[START]

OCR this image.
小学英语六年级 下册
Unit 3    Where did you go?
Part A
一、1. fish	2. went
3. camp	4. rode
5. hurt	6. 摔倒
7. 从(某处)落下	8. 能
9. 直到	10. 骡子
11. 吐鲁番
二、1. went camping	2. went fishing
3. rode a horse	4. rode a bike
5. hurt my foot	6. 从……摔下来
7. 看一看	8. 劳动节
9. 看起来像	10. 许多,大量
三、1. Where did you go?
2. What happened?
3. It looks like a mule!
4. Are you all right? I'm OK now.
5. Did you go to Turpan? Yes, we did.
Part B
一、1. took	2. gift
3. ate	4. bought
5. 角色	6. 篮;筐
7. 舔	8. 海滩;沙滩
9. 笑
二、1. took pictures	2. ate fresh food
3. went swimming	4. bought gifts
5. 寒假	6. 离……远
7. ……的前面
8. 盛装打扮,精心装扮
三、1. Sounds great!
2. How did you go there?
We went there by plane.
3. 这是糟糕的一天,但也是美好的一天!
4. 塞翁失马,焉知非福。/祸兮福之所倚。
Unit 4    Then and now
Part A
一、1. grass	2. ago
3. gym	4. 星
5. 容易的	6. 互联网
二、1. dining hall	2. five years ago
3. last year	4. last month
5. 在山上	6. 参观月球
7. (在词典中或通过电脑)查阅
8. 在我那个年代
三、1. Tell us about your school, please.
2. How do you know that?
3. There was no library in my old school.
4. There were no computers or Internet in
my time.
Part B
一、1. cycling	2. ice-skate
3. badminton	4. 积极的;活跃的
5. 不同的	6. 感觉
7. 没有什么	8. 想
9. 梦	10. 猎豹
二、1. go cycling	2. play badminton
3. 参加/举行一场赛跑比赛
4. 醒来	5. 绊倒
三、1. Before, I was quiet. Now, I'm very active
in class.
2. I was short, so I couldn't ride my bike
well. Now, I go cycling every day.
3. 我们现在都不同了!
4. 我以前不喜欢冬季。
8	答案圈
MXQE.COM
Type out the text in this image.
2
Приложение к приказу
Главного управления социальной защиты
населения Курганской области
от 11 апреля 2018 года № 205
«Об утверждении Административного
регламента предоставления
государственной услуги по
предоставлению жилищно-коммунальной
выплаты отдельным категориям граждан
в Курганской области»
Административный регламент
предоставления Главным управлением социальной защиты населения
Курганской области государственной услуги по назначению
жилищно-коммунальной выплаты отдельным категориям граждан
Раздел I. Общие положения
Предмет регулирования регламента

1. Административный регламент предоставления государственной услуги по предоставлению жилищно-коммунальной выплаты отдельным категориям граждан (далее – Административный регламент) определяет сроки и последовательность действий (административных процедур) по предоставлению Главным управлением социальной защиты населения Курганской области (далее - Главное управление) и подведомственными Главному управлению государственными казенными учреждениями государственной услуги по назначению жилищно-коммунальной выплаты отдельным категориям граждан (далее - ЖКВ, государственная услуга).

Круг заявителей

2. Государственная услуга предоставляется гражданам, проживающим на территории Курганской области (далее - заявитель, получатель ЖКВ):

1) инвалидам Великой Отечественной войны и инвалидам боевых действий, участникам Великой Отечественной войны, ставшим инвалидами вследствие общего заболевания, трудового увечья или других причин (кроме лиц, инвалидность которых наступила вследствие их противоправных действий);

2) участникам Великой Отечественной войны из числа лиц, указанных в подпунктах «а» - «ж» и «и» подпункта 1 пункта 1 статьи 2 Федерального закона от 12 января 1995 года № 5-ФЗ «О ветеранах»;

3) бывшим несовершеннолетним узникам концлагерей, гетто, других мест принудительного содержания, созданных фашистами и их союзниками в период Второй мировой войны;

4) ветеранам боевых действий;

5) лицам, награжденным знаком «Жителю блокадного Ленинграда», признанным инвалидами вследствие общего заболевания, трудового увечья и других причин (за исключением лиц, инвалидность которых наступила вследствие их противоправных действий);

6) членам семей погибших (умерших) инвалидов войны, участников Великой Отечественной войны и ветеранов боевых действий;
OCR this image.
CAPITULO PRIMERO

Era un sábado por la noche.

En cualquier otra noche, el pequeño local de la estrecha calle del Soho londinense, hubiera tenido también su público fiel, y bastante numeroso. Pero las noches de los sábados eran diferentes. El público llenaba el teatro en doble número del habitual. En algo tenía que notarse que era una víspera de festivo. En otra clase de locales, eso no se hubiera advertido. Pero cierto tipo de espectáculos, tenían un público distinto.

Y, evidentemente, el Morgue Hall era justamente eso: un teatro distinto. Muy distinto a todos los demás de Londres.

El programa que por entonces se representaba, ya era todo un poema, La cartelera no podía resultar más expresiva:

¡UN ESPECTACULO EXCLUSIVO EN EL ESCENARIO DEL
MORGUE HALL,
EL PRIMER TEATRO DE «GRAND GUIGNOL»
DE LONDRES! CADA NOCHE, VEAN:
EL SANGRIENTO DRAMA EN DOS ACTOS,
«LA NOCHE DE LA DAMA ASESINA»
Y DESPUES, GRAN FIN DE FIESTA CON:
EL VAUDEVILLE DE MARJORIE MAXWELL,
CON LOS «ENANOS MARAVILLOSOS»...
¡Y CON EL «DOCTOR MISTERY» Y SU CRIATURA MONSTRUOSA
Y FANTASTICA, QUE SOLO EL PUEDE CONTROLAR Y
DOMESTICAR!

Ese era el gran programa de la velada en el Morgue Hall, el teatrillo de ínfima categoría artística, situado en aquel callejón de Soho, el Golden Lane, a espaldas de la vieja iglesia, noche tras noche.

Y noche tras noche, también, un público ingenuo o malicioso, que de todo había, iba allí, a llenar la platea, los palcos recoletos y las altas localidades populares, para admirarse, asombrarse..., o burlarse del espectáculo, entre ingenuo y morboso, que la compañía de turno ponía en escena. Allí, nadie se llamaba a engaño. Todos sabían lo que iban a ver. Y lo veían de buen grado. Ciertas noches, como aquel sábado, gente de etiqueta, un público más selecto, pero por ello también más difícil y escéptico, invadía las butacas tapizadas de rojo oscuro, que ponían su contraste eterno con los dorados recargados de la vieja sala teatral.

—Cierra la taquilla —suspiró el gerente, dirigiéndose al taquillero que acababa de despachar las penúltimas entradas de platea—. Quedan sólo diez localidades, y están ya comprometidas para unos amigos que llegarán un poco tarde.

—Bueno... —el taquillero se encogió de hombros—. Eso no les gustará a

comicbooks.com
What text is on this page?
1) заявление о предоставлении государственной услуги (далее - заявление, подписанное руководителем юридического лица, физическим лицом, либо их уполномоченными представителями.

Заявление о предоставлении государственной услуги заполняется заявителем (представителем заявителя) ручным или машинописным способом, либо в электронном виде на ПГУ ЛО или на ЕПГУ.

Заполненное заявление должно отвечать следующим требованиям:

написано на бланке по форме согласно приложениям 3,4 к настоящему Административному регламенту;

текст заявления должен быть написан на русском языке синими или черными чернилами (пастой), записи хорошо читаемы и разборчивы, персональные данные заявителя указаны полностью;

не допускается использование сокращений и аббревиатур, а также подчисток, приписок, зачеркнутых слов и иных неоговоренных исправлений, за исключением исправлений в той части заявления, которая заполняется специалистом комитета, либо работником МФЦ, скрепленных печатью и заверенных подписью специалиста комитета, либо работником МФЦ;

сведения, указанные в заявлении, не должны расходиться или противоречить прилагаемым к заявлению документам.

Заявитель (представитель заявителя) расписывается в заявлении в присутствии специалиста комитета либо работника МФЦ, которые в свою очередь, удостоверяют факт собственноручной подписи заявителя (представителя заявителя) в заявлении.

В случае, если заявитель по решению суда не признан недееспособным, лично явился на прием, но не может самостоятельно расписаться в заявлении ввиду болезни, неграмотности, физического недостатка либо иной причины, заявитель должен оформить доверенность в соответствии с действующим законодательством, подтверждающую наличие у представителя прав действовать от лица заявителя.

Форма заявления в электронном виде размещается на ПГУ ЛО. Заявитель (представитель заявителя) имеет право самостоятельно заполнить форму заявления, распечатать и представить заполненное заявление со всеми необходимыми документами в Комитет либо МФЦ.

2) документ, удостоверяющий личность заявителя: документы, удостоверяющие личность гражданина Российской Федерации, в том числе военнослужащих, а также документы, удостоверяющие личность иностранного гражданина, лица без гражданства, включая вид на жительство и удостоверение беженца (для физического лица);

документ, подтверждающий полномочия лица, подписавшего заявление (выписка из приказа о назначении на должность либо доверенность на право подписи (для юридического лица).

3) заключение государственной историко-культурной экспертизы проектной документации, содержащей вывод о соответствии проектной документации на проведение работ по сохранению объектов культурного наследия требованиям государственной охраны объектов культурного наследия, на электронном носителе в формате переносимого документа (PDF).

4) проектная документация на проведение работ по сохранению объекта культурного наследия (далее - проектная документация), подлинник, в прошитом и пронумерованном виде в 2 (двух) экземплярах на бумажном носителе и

[END]

_GIVEN INSTRUCTION_. Filter the entries down to the lines containing "badminton". Copy each of those lines.

_RESULT FOR THIS TASK_.
3. badminton	4. 积极的;活跃的
二、1. go cycling	2. play badminton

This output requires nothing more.